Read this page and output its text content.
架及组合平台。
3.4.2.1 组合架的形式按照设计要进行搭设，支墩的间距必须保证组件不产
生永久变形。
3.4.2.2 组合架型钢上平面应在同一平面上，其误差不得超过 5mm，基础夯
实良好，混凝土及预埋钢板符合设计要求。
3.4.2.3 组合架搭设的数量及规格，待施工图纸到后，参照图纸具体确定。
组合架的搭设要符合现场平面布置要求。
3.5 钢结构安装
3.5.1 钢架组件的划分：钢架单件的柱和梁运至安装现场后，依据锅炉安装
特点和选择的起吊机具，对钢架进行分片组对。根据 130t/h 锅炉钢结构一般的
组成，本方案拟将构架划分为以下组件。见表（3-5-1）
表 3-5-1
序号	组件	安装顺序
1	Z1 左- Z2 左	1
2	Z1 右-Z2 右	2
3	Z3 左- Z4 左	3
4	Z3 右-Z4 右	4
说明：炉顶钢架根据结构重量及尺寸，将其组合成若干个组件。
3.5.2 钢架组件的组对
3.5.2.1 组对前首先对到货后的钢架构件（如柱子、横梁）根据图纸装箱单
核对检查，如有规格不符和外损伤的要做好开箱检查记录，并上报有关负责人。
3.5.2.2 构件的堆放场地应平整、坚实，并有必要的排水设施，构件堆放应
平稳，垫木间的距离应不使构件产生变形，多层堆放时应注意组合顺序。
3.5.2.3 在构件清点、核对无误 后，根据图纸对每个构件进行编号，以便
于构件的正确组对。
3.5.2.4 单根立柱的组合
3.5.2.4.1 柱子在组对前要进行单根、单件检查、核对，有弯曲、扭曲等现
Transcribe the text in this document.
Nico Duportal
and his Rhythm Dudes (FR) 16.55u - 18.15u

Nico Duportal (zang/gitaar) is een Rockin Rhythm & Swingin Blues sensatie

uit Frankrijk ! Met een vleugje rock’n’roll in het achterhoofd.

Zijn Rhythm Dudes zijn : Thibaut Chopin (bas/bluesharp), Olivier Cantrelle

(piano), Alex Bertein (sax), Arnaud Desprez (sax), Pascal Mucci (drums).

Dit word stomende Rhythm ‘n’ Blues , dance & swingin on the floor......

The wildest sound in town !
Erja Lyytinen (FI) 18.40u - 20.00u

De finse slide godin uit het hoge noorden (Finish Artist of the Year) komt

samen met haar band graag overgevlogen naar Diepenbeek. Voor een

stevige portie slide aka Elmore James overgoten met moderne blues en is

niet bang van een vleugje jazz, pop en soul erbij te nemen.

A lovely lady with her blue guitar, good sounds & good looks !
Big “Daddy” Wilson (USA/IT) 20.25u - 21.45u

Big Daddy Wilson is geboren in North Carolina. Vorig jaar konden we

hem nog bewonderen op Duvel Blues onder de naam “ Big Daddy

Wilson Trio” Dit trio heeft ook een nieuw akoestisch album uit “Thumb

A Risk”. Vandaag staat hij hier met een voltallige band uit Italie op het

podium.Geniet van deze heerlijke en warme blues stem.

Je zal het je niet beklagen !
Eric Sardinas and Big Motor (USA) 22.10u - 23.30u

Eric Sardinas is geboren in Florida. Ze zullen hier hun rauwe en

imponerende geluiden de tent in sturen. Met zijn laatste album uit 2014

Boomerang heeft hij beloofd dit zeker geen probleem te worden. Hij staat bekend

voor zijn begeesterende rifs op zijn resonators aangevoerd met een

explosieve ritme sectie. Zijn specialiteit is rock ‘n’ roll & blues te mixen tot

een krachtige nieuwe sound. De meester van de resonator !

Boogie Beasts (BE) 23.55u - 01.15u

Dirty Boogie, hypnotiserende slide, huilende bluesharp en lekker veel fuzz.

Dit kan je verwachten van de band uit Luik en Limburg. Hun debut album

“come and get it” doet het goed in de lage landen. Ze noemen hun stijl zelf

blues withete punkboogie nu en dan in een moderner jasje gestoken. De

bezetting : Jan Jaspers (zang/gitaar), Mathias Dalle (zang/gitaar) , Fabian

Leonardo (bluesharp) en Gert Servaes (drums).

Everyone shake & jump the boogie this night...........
:::::
WHAT TO DO -
Exactly reproduce every line of the data above.

WORKED ANSWER -
Read this page and output its text content.
架及组合平台。
3.4.2.1 组合架的形式按照设计要进行搭设，支墩的间距必须保证组件不产
生永久变形。
3.4.2.2 组合架型钢上平面应在同一平面上，其误差不得超过 5mm，基础夯
实良好，混凝土及预埋钢板符合设计要求。
3.4.2.3 组合架搭设的数量及规格，待施工图纸到后，参照图纸具体确定。
组合架的搭设要符合现场平面布置要求。
3.5 钢结构安装
3.5.1 钢架组件的划分：钢架单件的柱和梁运至安装现场后，依据锅炉安装
特点和选择的起吊机具，对钢架进行分片组对。根据 130t/h 锅炉钢结构一般的
组成，本方案拟将构架划分为以下组件。见表（3-5-1）
表 3-5-1
序号	组件	安装顺序
1	Z1 左- Z2 左	1
2	Z1 右-Z2 右	2
3	Z3 左- Z4 左	3
4	Z3 右-Z4 右	4
说明：炉顶钢架根据结构重量及尺寸，将其组合成若干个组件。
3.5.2 钢架组件的组对
3.5.2.1 组对前首先对到货后的钢架构件（如柱子、横梁）根据图纸装箱单
核对检查，如有规格不符和外损伤的要做好开箱检查记录，并上报有关负责人。
3.5.2.2 构件的堆放场地应平整、坚实，并有必要的排水设施，构件堆放应
平稳，垫木间的距离应不使构件产生变形，多层堆放时应注意组合顺序。
3.5.2.3 在构件清点、核对无误 后，根据图纸对每个构件进行编号，以便
于构件的正确组对。
3.5.2.4 单根立柱的组合
3.5.2.4.1 柱子在组对前要进行单根、单件检查、核对，有弯曲、扭曲等现
Transcribe the text in this document.
Nico Duportal
and his Rhythm Dudes (FR) 16.55u - 18.15u

Nico Duportal (zang/gitaar) is een Rockin Rhythm & Swingin Blues sensatie

uit Frankrijk ! Met een vleugje rock’n’roll in het achterhoofd.

Zijn Rhythm Dudes zijn : Thibaut Chopin (bas/bluesharp), Olivier Cantrelle

(piano), Alex Bertein (sax), Arnaud Desprez (sax), Pascal Mucci (drums).

Dit word stomende Rhythm ‘n’ Blues , dance & swingin on the floor......

The wildest sound in town !
Erja Lyytinen (FI) 18.40u - 20.00u

De finse slide godin uit het hoge noorden (Finish Artist of the Year) komt

samen met haar band graag overgevlogen naar Diepenbeek. Voor een

stevige portie slide aka Elmore James overgoten met moderne blues en is

niet bang van een vleugje jazz, pop en soul erbij te nemen.

A lovely lady with her blue guitar, good sounds & good looks !
Big “Daddy” Wilson (USA/IT) 20.25u - 21.45u

Big Daddy Wilson is geboren in North Carolina. Vorig jaar konden we

hem nog bewonderen op Duvel Blues onder de naam “ Big Daddy

Wilson Trio” Dit trio heeft ook een nieuw akoestisch album uit “Thumb

A Risk”. Vandaag staat hij hier met een voltallige band uit Italie op het

podium.Geniet van deze heerlijke en warme blues stem.

Je zal het je niet beklagen !
Eric Sardinas and Big Motor (USA) 22.10u - 23.30u

Eric Sardinas is geboren in Florida. Ze zullen hier hun rauwe en

imponerende geluiden de tent in sturen. Met zijn laatste album uit 2014

Boomerang heeft hij beloofd dit zeker geen probleem te worden. Hij staat bekend

voor zijn begeesterende rifs op zijn resonators aangevoerd met een

explosieve ritme sectie. Zijn specialiteit is rock ‘n’ roll & blues te mixen tot

een krachtige nieuwe sound. De meester van de resonator !

Boogie Beasts (BE) 23.55u - 01.15u

Dirty Boogie, hypnotiserende slide, huilende bluesharp en lekker veel fuzz.

Dit kan je verwachten van de band uit Luik en Limburg. Hun debut album

“come and get it” doet het goed in de lage landen. Ze noemen hun stijl zelf

blues withete punkboogie nu en dan in een moderner jasje gestoken. De

bezetting : Jan Jaspers (zang/gitaar), Mathias Dalle (zang/gitaar) , Fabian

Leonardo (bluesharp) en Gert Servaes (drums).

Everyone shake & jump the boogie this night...........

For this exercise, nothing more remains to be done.